§ **Work required**: Do any lines in the data below contain "text"? If so, copy every one of them.

---- Data for processing

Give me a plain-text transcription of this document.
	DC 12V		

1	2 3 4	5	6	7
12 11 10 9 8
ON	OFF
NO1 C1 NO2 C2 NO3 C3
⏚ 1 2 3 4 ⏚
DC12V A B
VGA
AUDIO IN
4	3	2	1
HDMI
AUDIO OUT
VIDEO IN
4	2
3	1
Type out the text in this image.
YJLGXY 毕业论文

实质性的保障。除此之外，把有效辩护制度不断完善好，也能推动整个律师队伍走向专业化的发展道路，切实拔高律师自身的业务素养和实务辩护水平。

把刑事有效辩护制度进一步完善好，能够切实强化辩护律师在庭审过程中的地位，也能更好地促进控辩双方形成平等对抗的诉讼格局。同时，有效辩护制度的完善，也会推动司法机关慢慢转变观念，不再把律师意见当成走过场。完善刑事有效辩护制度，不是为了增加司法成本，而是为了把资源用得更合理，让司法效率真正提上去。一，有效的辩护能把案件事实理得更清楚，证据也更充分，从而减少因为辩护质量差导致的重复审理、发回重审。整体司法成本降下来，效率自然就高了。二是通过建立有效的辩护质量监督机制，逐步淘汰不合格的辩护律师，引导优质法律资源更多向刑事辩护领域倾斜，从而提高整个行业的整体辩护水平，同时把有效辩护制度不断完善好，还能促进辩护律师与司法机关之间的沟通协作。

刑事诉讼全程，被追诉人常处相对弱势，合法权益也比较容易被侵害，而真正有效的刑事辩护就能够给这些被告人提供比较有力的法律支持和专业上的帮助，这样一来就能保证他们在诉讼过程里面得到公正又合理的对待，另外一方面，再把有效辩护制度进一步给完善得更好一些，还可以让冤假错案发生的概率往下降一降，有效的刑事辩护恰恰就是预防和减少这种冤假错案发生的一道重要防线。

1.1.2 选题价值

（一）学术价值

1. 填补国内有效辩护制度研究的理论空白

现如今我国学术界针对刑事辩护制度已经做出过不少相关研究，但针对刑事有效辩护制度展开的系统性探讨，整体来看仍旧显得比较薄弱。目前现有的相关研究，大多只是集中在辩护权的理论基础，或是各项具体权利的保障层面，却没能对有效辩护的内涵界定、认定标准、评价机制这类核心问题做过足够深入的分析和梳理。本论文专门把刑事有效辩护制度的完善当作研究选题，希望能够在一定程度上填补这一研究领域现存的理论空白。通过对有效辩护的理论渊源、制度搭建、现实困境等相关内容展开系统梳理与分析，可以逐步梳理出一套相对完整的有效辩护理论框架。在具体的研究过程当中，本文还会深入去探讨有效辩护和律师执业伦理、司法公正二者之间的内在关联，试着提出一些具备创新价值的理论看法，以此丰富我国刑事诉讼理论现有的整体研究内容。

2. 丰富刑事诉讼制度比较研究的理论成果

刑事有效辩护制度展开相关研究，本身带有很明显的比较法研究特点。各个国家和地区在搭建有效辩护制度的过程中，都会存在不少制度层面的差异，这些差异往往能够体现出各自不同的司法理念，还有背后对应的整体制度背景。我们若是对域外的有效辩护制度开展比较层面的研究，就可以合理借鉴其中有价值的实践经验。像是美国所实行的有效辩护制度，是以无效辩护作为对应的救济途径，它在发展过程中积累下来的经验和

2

--------

§ **Result of the exercise**:
Give me a plain-text transcription of this document.
Type out the text in this image.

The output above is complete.